--- start DATASET EXTRACT ---

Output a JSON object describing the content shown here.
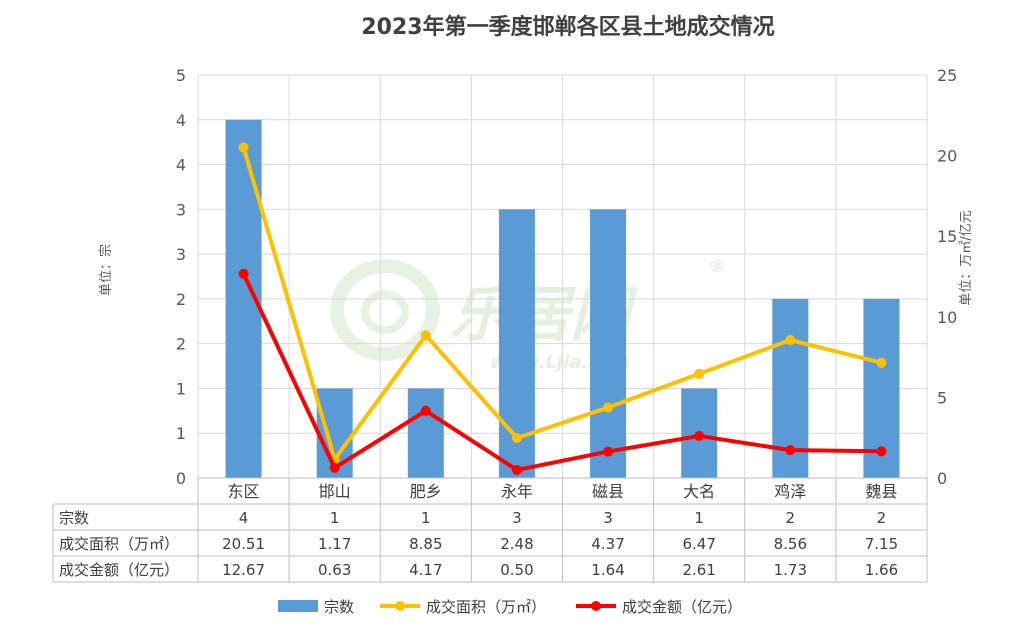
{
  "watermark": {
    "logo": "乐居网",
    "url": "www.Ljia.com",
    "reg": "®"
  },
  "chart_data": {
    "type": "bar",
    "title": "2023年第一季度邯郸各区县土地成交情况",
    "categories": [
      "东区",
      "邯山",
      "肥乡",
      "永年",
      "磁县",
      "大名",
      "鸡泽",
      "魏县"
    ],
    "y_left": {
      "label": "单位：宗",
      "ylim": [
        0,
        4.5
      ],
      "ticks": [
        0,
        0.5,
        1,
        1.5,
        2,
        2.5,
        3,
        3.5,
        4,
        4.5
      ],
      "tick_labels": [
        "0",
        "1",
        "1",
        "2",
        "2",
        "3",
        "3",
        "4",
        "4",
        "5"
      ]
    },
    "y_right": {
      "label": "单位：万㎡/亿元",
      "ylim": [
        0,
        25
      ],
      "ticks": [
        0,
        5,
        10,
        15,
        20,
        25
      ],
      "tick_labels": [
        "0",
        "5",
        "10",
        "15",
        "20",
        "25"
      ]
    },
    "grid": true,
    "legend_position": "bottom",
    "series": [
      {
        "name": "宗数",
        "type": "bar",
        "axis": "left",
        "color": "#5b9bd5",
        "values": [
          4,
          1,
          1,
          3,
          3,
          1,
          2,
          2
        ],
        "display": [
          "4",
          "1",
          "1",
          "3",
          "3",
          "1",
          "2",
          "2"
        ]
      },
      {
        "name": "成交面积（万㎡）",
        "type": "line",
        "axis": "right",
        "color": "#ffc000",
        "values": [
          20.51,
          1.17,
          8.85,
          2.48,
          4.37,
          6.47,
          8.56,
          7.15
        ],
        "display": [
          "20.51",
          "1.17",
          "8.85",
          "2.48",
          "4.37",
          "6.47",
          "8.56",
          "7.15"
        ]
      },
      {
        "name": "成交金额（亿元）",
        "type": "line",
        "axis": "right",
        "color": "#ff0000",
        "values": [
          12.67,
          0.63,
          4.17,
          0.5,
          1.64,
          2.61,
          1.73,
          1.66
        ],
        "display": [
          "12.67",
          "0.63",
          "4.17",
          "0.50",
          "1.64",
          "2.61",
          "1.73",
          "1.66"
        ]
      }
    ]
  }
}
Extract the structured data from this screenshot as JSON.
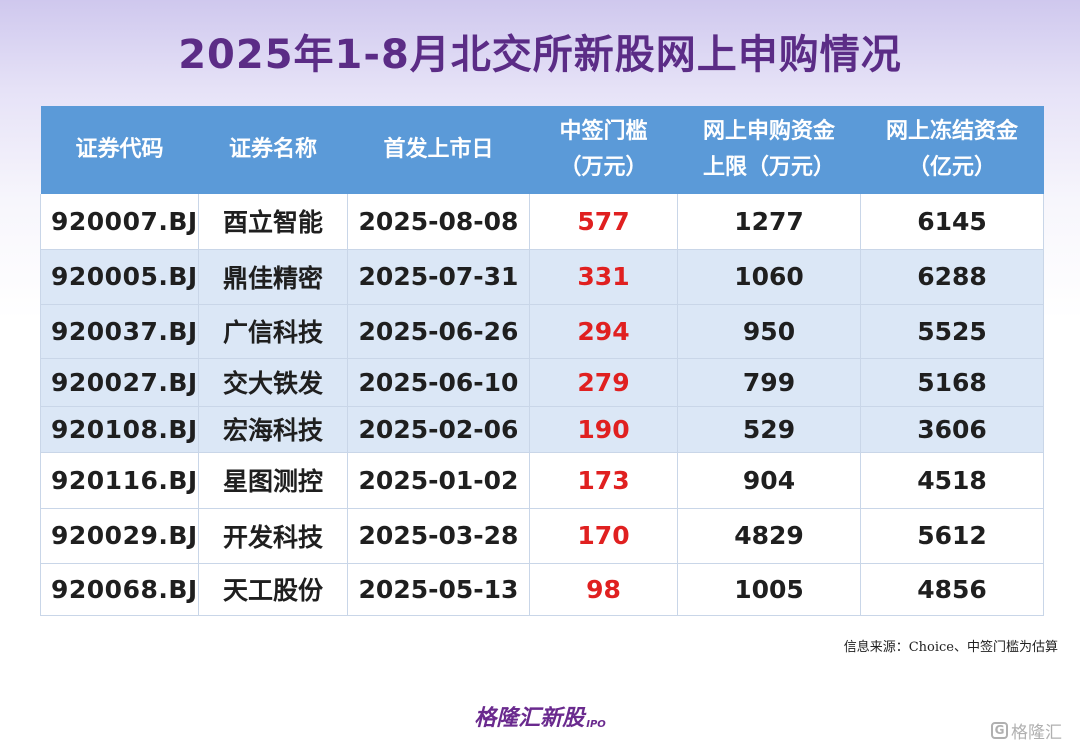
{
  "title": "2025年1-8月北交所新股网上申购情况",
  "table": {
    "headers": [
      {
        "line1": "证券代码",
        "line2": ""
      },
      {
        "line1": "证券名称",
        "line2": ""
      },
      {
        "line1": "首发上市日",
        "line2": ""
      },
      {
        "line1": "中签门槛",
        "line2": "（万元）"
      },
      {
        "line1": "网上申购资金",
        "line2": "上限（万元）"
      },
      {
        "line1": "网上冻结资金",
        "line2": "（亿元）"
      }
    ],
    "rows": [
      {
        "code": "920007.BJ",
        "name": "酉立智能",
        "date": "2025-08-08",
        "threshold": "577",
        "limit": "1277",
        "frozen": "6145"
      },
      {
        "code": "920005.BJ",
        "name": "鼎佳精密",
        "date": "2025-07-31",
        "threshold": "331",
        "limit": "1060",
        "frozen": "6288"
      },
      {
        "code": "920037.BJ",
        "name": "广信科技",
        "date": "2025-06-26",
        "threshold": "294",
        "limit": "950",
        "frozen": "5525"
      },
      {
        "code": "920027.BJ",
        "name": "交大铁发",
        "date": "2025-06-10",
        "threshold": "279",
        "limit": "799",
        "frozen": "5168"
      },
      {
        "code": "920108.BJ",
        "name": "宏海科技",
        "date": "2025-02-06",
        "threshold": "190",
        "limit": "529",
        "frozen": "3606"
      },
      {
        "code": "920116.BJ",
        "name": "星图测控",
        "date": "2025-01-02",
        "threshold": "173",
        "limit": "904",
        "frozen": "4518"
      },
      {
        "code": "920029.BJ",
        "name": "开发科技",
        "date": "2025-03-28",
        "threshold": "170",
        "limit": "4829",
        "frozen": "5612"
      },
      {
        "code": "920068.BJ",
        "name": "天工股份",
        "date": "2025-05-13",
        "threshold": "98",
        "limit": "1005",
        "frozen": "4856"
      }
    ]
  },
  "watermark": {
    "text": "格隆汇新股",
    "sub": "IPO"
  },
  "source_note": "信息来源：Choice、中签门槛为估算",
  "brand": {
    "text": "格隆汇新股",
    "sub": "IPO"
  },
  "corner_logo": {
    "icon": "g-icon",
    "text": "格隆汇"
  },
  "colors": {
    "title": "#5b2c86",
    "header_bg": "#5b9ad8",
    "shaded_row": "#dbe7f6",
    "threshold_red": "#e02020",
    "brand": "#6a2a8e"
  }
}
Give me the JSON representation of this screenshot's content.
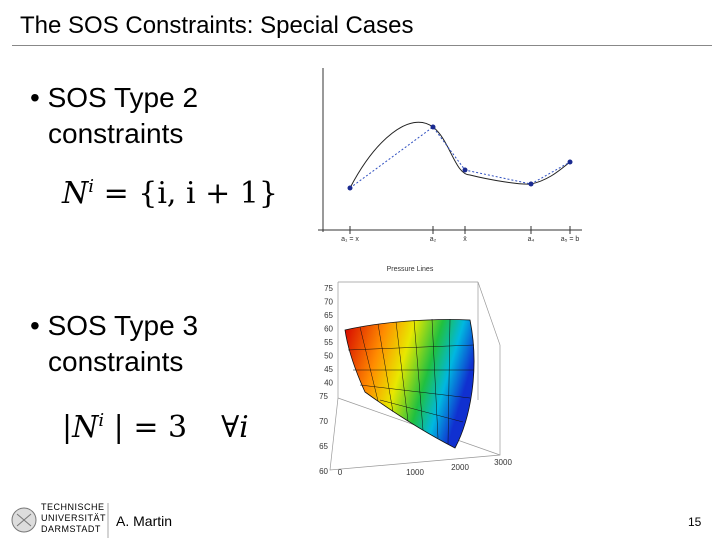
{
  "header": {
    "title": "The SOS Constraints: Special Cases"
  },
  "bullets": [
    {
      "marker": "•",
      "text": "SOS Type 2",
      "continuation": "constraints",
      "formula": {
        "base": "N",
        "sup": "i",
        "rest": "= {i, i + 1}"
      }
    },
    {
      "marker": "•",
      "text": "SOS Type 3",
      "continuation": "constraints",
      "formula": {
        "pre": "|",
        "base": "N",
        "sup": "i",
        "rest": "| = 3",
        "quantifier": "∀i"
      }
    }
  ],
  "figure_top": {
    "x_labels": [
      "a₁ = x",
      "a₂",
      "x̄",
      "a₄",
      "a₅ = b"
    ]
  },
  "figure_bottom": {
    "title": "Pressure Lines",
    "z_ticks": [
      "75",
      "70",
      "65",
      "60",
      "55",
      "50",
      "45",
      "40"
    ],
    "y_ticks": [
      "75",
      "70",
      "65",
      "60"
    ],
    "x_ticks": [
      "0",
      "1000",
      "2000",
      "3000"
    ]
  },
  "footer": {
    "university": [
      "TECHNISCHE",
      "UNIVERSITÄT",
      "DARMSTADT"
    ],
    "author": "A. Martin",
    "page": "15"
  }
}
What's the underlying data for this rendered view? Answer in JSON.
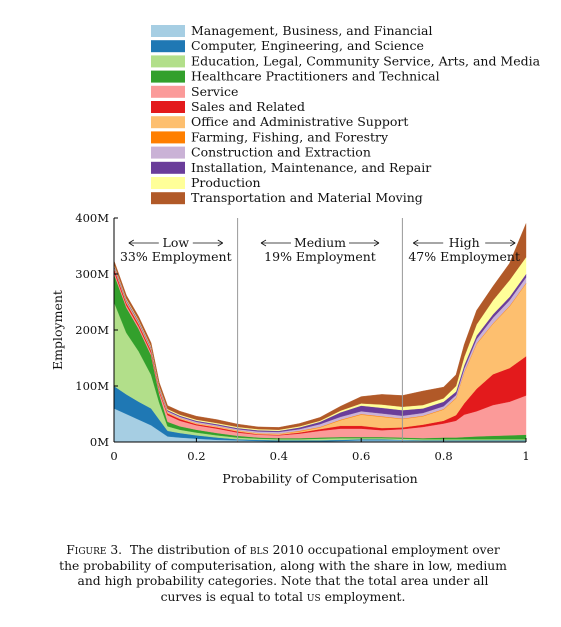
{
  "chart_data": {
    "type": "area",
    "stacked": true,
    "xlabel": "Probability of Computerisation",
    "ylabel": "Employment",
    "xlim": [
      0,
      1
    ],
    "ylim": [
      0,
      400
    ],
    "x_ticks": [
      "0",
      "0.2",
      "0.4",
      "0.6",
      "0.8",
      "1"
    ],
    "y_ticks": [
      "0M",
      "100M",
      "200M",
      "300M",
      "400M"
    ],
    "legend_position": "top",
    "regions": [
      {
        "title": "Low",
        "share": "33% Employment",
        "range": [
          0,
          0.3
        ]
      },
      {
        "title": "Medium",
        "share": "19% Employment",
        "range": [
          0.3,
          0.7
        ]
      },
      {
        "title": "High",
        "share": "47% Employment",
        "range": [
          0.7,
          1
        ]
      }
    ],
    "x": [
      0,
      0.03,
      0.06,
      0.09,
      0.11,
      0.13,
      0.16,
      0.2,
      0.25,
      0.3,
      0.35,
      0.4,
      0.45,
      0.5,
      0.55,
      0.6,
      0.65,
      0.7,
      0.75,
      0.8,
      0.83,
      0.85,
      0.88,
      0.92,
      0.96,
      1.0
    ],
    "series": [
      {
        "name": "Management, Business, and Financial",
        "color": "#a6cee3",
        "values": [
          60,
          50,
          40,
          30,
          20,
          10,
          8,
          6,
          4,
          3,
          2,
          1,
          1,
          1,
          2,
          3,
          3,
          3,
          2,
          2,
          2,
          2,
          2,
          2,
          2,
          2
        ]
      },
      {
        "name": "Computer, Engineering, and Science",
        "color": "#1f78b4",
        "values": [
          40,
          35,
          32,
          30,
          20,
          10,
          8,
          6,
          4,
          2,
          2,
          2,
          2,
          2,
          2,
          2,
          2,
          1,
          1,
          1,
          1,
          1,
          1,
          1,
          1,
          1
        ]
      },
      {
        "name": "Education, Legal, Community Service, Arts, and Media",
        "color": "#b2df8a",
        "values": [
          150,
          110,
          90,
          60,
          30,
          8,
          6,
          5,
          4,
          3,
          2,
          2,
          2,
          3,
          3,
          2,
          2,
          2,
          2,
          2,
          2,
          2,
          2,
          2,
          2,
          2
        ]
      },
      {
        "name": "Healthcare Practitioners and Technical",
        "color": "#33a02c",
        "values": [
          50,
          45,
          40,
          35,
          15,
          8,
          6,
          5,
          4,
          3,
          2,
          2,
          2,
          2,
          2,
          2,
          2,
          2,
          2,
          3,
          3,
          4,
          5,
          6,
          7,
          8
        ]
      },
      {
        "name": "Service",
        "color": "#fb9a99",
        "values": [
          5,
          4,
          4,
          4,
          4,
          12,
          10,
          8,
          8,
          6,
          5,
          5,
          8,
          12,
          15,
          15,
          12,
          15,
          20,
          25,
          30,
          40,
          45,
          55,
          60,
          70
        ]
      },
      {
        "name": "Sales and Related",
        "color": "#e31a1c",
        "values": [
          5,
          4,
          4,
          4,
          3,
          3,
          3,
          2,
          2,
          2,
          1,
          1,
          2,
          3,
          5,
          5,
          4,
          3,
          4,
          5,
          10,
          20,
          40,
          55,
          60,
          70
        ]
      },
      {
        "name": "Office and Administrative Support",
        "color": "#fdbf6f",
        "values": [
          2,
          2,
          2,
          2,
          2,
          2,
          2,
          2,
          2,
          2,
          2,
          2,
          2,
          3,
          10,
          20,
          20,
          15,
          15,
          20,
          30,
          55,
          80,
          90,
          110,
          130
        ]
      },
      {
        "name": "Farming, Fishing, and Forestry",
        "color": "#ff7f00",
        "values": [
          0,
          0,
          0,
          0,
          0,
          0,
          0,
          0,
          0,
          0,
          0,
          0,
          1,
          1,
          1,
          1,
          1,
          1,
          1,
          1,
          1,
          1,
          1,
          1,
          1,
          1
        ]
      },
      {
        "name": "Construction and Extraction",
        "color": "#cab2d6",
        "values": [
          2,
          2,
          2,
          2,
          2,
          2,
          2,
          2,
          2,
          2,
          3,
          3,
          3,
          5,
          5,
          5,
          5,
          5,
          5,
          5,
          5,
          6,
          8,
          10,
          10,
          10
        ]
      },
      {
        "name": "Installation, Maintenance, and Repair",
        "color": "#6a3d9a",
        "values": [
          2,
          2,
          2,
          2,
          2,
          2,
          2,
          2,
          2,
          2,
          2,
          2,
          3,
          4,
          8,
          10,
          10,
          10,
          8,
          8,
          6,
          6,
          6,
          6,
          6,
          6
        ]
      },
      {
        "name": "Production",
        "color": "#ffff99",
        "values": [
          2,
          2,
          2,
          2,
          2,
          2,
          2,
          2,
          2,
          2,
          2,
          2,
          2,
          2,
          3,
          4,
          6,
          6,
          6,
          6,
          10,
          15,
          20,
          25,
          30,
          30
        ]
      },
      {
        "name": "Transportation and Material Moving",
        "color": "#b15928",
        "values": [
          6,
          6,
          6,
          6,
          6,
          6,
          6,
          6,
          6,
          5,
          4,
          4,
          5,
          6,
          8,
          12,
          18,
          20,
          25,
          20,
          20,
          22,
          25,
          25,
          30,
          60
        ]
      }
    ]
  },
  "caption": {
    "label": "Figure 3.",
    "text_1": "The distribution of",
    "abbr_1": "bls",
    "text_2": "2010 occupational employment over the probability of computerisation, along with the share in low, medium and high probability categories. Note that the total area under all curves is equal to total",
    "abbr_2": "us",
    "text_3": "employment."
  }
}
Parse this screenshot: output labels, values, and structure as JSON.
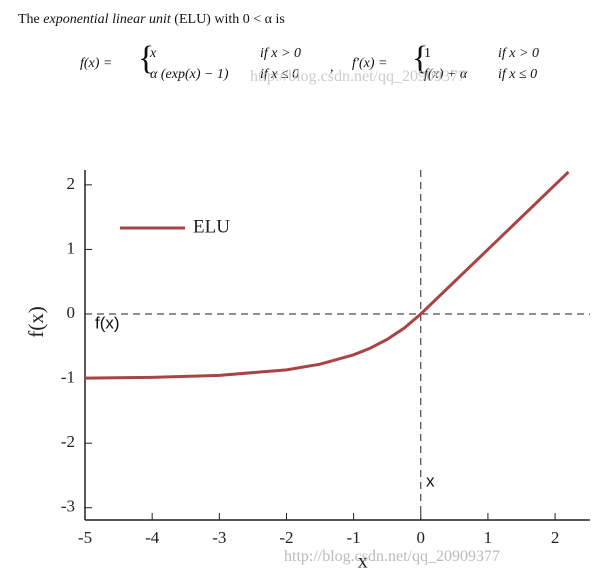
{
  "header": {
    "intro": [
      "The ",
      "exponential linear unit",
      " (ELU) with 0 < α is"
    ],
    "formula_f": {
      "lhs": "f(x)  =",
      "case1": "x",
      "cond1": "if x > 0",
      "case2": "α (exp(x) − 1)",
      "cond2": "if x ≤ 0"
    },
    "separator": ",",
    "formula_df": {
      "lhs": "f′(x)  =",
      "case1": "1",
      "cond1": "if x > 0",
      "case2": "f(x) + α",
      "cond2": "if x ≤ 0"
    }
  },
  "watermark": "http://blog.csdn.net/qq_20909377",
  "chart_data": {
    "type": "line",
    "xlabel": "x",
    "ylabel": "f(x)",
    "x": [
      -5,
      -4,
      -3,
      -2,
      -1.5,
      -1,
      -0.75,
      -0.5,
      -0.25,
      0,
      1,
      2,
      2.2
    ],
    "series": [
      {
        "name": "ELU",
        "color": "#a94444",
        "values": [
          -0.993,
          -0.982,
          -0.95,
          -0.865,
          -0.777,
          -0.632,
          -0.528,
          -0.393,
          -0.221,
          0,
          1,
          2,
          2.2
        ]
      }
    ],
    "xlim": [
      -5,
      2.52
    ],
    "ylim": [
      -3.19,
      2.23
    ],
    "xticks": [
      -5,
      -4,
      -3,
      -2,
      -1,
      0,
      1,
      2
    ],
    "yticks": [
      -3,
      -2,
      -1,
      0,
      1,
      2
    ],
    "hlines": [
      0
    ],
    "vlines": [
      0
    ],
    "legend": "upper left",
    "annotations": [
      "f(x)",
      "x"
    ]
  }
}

--- end DATASET EXTRACT ---

▸ **TASK INSTRUCTIONS**
State the number of lines in these entries that include the string "title". Provide nothing beyond that number.

▸ **PROBLEM SOLUTION**
8